*Exercise*:
Reproduce the lines below verbatim, without the pictures.
"""
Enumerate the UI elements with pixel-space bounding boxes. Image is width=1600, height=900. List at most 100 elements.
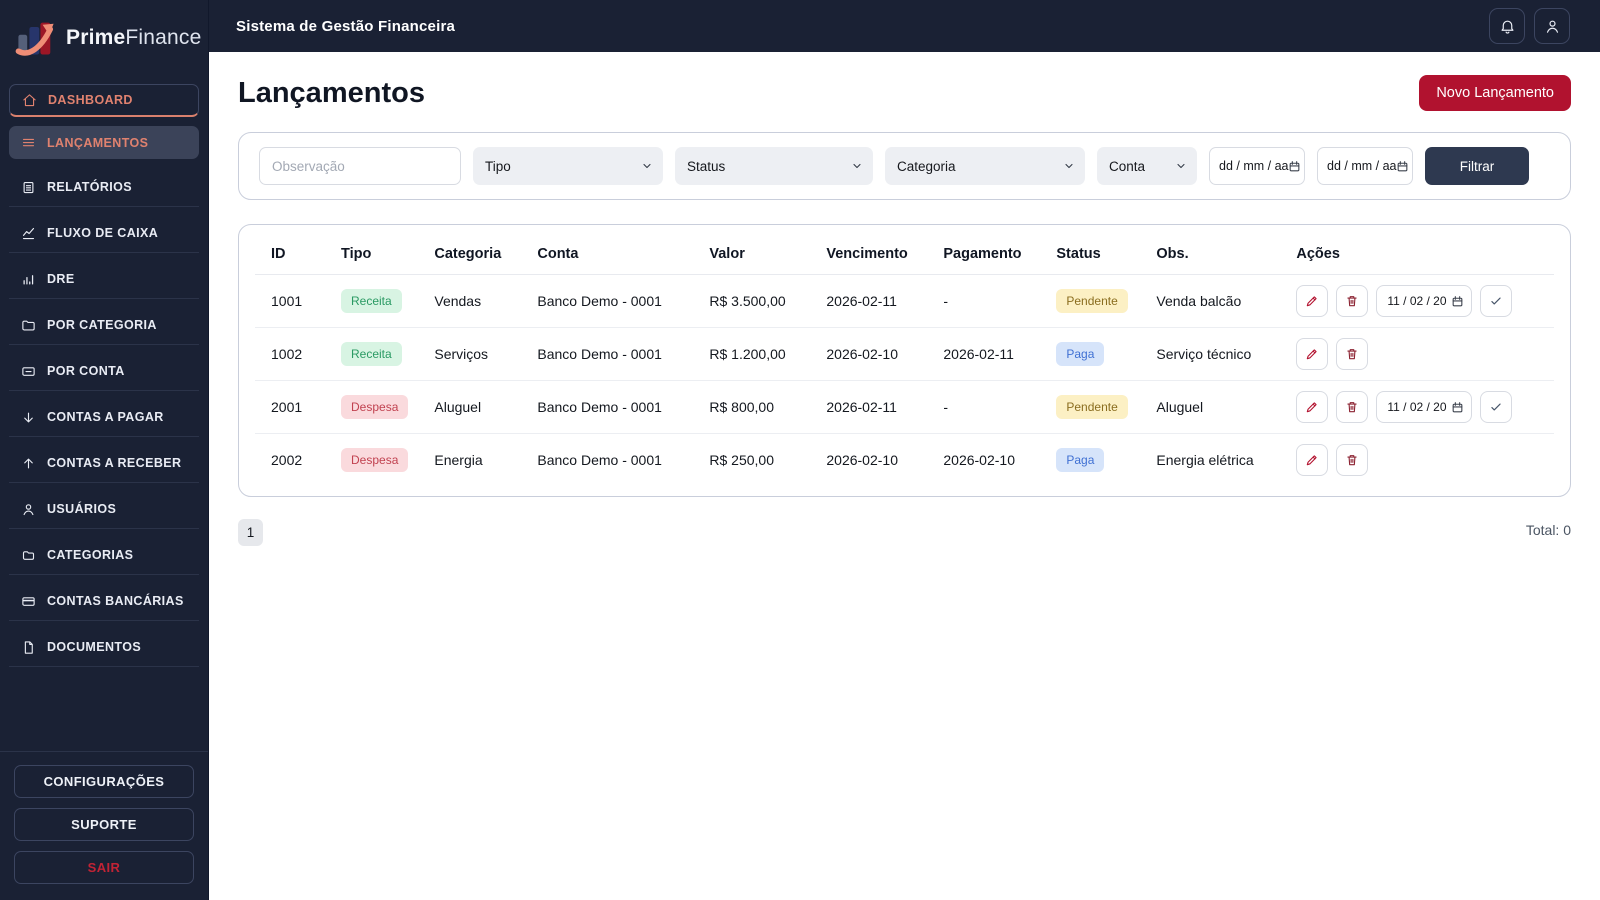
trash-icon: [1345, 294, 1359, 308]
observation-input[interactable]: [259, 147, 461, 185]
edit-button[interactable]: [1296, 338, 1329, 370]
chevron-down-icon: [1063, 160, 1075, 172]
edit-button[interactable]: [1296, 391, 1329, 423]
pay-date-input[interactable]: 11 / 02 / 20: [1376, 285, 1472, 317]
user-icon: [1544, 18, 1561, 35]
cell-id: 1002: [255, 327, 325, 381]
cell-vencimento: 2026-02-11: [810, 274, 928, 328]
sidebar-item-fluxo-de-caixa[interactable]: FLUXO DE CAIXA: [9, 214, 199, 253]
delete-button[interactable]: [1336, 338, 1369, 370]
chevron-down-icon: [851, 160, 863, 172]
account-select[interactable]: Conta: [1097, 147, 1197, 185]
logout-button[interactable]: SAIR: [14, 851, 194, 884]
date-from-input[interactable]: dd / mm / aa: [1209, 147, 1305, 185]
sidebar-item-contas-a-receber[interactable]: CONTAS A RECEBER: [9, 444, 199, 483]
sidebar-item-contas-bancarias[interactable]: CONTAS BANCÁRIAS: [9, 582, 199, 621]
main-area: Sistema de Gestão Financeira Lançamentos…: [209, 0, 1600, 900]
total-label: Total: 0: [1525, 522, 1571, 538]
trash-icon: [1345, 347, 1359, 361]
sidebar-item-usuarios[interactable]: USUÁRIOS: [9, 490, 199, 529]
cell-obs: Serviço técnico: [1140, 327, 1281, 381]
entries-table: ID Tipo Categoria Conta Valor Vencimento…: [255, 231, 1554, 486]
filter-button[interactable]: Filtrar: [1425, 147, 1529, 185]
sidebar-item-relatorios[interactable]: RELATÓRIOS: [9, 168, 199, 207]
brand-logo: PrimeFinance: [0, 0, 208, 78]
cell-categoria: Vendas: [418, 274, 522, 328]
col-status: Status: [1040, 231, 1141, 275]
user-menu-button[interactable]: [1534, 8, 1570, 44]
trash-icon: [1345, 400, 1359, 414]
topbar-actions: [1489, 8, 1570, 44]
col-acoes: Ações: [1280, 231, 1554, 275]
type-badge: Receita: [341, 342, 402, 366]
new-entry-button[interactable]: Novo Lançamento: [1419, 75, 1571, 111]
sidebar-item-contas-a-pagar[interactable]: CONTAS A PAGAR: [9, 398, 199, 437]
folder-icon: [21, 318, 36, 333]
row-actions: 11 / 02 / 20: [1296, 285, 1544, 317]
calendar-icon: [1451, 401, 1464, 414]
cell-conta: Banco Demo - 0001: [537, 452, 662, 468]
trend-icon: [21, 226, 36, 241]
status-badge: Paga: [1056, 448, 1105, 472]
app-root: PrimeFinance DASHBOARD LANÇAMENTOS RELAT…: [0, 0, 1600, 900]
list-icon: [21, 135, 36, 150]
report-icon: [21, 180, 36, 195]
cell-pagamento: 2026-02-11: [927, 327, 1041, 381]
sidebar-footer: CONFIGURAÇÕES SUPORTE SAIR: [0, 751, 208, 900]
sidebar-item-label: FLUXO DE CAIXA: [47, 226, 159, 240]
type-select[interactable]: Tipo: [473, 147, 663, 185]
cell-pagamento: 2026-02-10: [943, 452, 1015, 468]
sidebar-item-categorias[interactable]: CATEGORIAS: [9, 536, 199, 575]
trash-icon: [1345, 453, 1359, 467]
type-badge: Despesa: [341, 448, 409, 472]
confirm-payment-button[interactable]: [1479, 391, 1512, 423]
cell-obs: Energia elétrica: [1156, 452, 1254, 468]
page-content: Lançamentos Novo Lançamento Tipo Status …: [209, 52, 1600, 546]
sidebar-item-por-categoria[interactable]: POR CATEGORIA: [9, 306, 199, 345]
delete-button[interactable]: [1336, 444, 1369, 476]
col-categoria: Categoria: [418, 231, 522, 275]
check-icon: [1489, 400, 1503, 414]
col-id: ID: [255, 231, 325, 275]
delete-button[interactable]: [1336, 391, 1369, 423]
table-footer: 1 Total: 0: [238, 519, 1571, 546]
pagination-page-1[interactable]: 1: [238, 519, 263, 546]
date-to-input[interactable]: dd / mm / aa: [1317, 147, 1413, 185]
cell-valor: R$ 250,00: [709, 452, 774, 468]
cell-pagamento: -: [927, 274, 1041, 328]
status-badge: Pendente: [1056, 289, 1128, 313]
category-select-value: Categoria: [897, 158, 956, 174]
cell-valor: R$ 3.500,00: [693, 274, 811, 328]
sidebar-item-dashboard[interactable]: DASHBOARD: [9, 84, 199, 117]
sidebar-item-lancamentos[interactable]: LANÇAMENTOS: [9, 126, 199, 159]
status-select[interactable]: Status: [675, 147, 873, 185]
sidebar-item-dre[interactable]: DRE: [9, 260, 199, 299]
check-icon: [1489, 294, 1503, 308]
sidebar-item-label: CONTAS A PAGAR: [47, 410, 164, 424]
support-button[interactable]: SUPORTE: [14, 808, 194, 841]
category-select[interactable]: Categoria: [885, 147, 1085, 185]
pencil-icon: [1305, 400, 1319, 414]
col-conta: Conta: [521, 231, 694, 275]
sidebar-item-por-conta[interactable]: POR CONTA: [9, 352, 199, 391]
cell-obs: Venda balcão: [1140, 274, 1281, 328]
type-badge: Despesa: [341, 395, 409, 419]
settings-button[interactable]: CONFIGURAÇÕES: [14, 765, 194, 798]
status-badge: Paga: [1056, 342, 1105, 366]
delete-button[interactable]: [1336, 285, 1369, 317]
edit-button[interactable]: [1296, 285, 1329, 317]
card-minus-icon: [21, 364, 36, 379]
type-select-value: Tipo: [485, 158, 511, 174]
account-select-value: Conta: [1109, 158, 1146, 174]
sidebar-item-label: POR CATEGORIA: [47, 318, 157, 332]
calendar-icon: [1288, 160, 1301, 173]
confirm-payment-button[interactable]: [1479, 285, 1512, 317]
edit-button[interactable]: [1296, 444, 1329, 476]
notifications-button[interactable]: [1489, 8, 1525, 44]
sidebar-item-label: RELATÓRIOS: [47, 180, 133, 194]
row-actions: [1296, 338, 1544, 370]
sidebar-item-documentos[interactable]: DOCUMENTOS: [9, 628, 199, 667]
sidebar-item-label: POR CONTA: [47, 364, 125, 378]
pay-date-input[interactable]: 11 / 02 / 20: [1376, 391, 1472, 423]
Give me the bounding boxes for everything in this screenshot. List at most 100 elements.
"""
*Result of the exercise*:
Enumerate the UI elements with pixel-space bounding boxes. Image is width=1600, height=900. List at most 100 elements.
trash-icon: [1345, 294, 1359, 308]
observation-input[interactable]: [259, 147, 461, 185]
edit-button[interactable]: [1296, 338, 1329, 370]
chevron-down-icon: [1063, 160, 1075, 172]
edit-button[interactable]: [1296, 391, 1329, 423]
pay-date-input[interactable]: 11 / 02 / 20: [1376, 285, 1472, 317]
user-icon: [1544, 18, 1561, 35]
cell-id: 1002: [255, 327, 325, 381]
cell-vencimento: 2026-02-11: [810, 274, 928, 328]
sidebar-item-fluxo-de-caixa[interactable]: FLUXO DE CAIXA: [9, 214, 199, 253]
delete-button[interactable]: [1336, 338, 1369, 370]
chevron-down-icon: [851, 160, 863, 172]
account-select[interactable]: Conta: [1097, 147, 1197, 185]
logout-button[interactable]: SAIR: [14, 851, 194, 884]
date-from-input[interactable]: dd / mm / aa: [1209, 147, 1305, 185]
sidebar-item-contas-a-receber[interactable]: CONTAS A RECEBER: [9, 444, 199, 483]
sidebar-item-contas-bancarias[interactable]: CONTAS BANCÁRIAS: [9, 582, 199, 621]
main-area: Sistema de Gestão Financeira Lançamentos…: [209, 0, 1600, 900]
total-label: Total: 0: [1525, 522, 1571, 538]
trash-icon: [1345, 347, 1359, 361]
sidebar-item-usuarios[interactable]: USUÁRIOS: [9, 490, 199, 529]
cell-obs: Serviço técnico: [1140, 327, 1281, 381]
entries-table: ID Tipo Categoria Conta Valor Vencimento…: [255, 231, 1554, 486]
filter-button[interactable]: Filtrar: [1425, 147, 1529, 185]
sidebar-item-relatorios[interactable]: RELATÓRIOS: [9, 168, 199, 207]
brand-logo: PrimeFinance: [0, 0, 208, 78]
cell-categoria: Vendas: [418, 274, 522, 328]
col-status: Status: [1040, 231, 1141, 275]
user-menu-button[interactable]: [1534, 8, 1570, 44]
trash-icon: [1345, 400, 1359, 414]
topbar-actions: [1489, 8, 1570, 44]
col-acoes: Ações: [1280, 231, 1554, 275]
type-badge: Receita: [341, 342, 402, 366]
new-entry-button[interactable]: Novo Lançamento: [1419, 75, 1571, 111]
sidebar-item-contas-a-pagar[interactable]: CONTAS A PAGAR: [9, 398, 199, 437]
folder-icon: [21, 318, 36, 333]
row-actions: 11 / 02 / 20: [1296, 285, 1544, 317]
calendar-icon: [1451, 401, 1464, 414]
cell-conta: Banco Demo - 0001: [537, 452, 662, 468]
trend-icon: [21, 226, 36, 241]
status-badge: Paga: [1056, 448, 1105, 472]
app-root: PrimeFinance DASHBOARD LANÇAMENTOS RELAT…: [0, 0, 1600, 900]
list-icon: [21, 135, 36, 150]
report-icon: [21, 180, 36, 195]
cell-pagamento: 2026-02-11: [927, 327, 1041, 381]
sidebar-footer: CONFIGURAÇÕES SUPORTE SAIR: [0, 751, 208, 900]
sidebar-item-label: FLUXO DE CAIXA: [47, 226, 159, 240]
type-select[interactable]: Tipo: [473, 147, 663, 185]
cell-pagamento: 2026-02-10: [943, 452, 1015, 468]
sidebar-item-categorias[interactable]: CATEGORIAS: [9, 536, 199, 575]
trash-icon: [1345, 453, 1359, 467]
type-badge: Despesa: [341, 448, 409, 472]
confirm-payment-button[interactable]: [1479, 391, 1512, 423]
cell-obs: Energia elétrica: [1156, 452, 1254, 468]
page-content: Lançamentos Novo Lançamento Tipo Status …: [209, 52, 1600, 546]
sidebar-item-por-categoria[interactable]: POR CATEGORIA: [9, 306, 199, 345]
delete-button[interactable]: [1336, 444, 1369, 476]
col-categoria: Categoria: [418, 231, 522, 275]
check-icon: [1489, 400, 1503, 414]
col-id: ID: [255, 231, 325, 275]
delete-button[interactable]: [1336, 391, 1369, 423]
table-footer: 1 Total: 0: [238, 519, 1571, 546]
pagination-page-1[interactable]: 1: [238, 519, 263, 546]
date-to-input[interactable]: dd / mm / aa: [1317, 147, 1413, 185]
cell-valor: R$ 250,00: [709, 452, 774, 468]
cell-pagamento: -: [927, 274, 1041, 328]
status-badge: Pendente: [1056, 289, 1128, 313]
category-select-value: Categoria: [897, 158, 956, 174]
cell-valor: R$ 3.500,00: [693, 274, 811, 328]
sidebar-item-dashboard[interactable]: DASHBOARD: [9, 84, 199, 117]
sidebar-item-lancamentos[interactable]: LANÇAMENTOS: [9, 126, 199, 159]
status-select[interactable]: Status: [675, 147, 873, 185]
sidebar-item-dre[interactable]: DRE: [9, 260, 199, 299]
check-icon: [1489, 294, 1503, 308]
sidebar-item-label: CONTAS A PAGAR: [47, 410, 164, 424]
support-button[interactable]: SUPORTE: [14, 808, 194, 841]
category-select[interactable]: Categoria: [885, 147, 1085, 185]
pencil-icon: [1305, 400, 1319, 414]
col-conta: Conta: [521, 231, 694, 275]
sidebar-item-por-conta[interactable]: POR CONTA: [9, 352, 199, 391]
cell-obs: Venda balcão: [1140, 274, 1281, 328]
type-badge: Despesa: [341, 395, 409, 419]
settings-button[interactable]: CONFIGURAÇÕES: [14, 765, 194, 798]
status-badge: Paga: [1056, 342, 1105, 366]
delete-button[interactable]: [1336, 285, 1369, 317]
edit-button[interactable]: [1296, 285, 1329, 317]
card-minus-icon: [21, 364, 36, 379]
type-select-value: Tipo: [485, 158, 511, 174]
account-select-value: Conta: [1109, 158, 1146, 174]
sidebar-item-label: POR CATEGORIA: [47, 318, 157, 332]
calendar-icon: [1288, 160, 1301, 173]
confirm-payment-button[interactable]: [1479, 285, 1512, 317]
edit-button[interactable]: [1296, 444, 1329, 476]
notifications-button[interactable]: [1489, 8, 1525, 44]
sidebar-item-label: RELATÓRIOS: [47, 180, 133, 194]
row-actions: [1296, 338, 1544, 370]
sidebar-item-documentos[interactable]: DOCUMENTOS: [9, 628, 199, 667]
sidebar-item-label: POR CONTA: [47, 364, 125, 378]
pay-date-input[interactable]: 11 / 02 / 20: [1376, 391, 1472, 423]
Give me the bounding boxes for everything in this screenshot. List at most 100 elements.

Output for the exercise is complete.